• EXERCISE:
Retype each record below word for word. Leave the pictures out.

Chart and figure data
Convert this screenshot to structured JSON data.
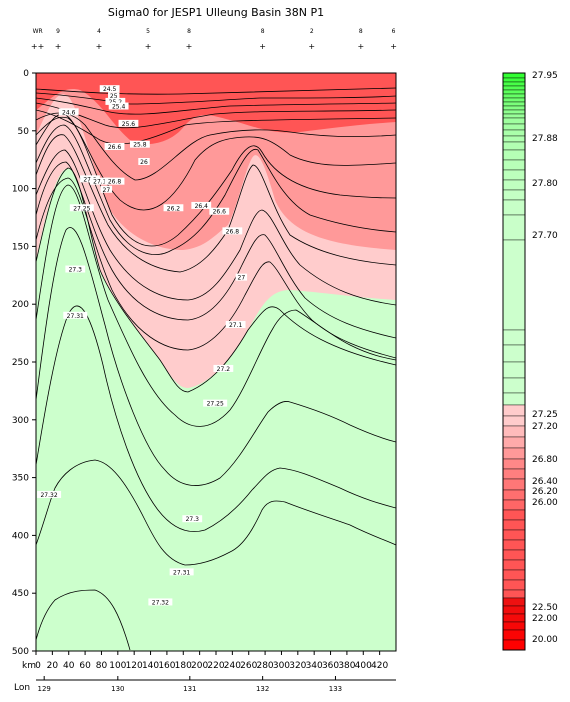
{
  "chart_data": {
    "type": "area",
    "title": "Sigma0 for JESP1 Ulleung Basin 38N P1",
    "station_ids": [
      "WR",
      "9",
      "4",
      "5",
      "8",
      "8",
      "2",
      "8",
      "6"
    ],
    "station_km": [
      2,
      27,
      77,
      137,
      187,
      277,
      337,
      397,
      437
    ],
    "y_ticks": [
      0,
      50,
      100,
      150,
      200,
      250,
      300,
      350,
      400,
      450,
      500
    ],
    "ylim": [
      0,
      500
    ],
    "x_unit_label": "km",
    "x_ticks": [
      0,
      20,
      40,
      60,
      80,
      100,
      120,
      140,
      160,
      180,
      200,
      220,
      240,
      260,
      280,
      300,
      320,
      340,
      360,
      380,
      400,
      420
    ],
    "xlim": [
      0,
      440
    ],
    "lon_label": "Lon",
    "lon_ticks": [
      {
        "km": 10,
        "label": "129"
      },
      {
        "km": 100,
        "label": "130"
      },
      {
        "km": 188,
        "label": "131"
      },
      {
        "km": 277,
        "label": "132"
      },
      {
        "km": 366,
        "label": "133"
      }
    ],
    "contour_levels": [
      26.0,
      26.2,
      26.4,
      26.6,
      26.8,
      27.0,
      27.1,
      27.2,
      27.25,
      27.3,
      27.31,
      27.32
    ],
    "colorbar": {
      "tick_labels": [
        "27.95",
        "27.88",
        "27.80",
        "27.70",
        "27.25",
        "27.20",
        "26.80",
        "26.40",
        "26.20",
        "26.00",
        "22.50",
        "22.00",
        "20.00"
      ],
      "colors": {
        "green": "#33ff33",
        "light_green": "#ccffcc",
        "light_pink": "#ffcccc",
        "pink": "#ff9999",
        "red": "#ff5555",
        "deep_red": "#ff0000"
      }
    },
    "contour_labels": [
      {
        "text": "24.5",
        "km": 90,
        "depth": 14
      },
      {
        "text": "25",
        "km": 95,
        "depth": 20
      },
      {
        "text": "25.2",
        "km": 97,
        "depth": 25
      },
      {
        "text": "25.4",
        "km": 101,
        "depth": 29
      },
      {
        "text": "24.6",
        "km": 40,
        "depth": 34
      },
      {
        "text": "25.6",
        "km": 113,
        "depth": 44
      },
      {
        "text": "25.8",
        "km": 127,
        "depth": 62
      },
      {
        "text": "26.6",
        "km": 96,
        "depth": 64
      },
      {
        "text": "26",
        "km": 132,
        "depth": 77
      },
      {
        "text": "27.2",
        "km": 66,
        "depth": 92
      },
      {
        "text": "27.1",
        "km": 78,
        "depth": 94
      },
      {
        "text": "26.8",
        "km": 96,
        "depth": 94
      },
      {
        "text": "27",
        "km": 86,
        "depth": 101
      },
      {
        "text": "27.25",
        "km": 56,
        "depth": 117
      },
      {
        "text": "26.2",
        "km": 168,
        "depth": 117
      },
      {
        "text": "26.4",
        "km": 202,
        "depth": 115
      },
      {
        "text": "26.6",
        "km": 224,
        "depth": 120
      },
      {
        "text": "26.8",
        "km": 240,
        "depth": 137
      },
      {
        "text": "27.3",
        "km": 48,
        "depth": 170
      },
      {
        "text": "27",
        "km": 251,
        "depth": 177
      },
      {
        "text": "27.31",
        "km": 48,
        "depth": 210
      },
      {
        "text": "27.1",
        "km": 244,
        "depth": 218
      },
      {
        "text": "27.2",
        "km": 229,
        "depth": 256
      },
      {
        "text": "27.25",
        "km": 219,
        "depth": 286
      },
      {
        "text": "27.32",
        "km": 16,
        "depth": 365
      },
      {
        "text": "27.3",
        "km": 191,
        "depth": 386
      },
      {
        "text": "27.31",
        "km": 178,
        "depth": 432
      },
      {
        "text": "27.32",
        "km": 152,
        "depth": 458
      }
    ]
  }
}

• COMPLETE ANSWER:
Convert this screenshot to structured JSON data.
{
  "chart_data": {
    "type": "area",
    "title": "Sigma0 for JESP1 Ulleung Basin 38N P1",
    "station_ids": [
      "WR",
      "9",
      "4",
      "5",
      "8",
      "8",
      "2",
      "8",
      "6"
    ],
    "station_km": [
      2,
      27,
      77,
      137,
      187,
      277,
      337,
      397,
      437
    ],
    "y_ticks": [
      0,
      50,
      100,
      150,
      200,
      250,
      300,
      350,
      400,
      450,
      500
    ],
    "ylim": [
      0,
      500
    ],
    "x_unit_label": "km",
    "x_ticks": [
      0,
      20,
      40,
      60,
      80,
      100,
      120,
      140,
      160,
      180,
      200,
      220,
      240,
      260,
      280,
      300,
      320,
      340,
      360,
      380,
      400,
      420
    ],
    "xlim": [
      0,
      440
    ],
    "lon_label": "Lon",
    "lon_ticks": [
      {
        "km": 10,
        "label": "129"
      },
      {
        "km": 100,
        "label": "130"
      },
      {
        "km": 188,
        "label": "131"
      },
      {
        "km": 277,
        "label": "132"
      },
      {
        "km": 366,
        "label": "133"
      }
    ],
    "contour_levels": [
      26.0,
      26.2,
      26.4,
      26.6,
      26.8,
      27.0,
      27.1,
      27.2,
      27.25,
      27.3,
      27.31,
      27.32
    ],
    "colorbar": {
      "tick_labels": [
        "27.95",
        "27.88",
        "27.80",
        "27.70",
        "27.25",
        "27.20",
        "26.80",
        "26.40",
        "26.20",
        "26.00",
        "22.50",
        "22.00",
        "20.00"
      ],
      "colors": {
        "green": "#33ff33",
        "light_green": "#ccffcc",
        "light_pink": "#ffcccc",
        "pink": "#ff9999",
        "red": "#ff5555",
        "deep_red": "#ff0000"
      }
    },
    "contour_labels": [
      {
        "text": "24.5",
        "km": 90,
        "depth": 14
      },
      {
        "text": "25",
        "km": 95,
        "depth": 20
      },
      {
        "text": "25.2",
        "km": 97,
        "depth": 25
      },
      {
        "text": "25.4",
        "km": 101,
        "depth": 29
      },
      {
        "text": "24.6",
        "km": 40,
        "depth": 34
      },
      {
        "text": "25.6",
        "km": 113,
        "depth": 44
      },
      {
        "text": "25.8",
        "km": 127,
        "depth": 62
      },
      {
        "text": "26.6",
        "km": 96,
        "depth": 64
      },
      {
        "text": "26",
        "km": 132,
        "depth": 77
      },
      {
        "text": "27.2",
        "km": 66,
        "depth": 92
      },
      {
        "text": "27.1",
        "km": 78,
        "depth": 94
      },
      {
        "text": "26.8",
        "km": 96,
        "depth": 94
      },
      {
        "text": "27",
        "km": 86,
        "depth": 101
      },
      {
        "text": "27.25",
        "km": 56,
        "depth": 117
      },
      {
        "text": "26.2",
        "km": 168,
        "depth": 117
      },
      {
        "text": "26.4",
        "km": 202,
        "depth": 115
      },
      {
        "text": "26.6",
        "km": 224,
        "depth": 120
      },
      {
        "text": "26.8",
        "km": 240,
        "depth": 137
      },
      {
        "text": "27.3",
        "km": 48,
        "depth": 170
      },
      {
        "text": "27",
        "km": 251,
        "depth": 177
      },
      {
        "text": "27.31",
        "km": 48,
        "depth": 210
      },
      {
        "text": "27.1",
        "km": 244,
        "depth": 218
      },
      {
        "text": "27.2",
        "km": 229,
        "depth": 256
      },
      {
        "text": "27.25",
        "km": 219,
        "depth": 286
      },
      {
        "text": "27.32",
        "km": 16,
        "depth": 365
      },
      {
        "text": "27.3",
        "km": 191,
        "depth": 386
      },
      {
        "text": "27.31",
        "km": 178,
        "depth": 432
      },
      {
        "text": "27.32",
        "km": 152,
        "depth": 458
      }
    ]
  }
}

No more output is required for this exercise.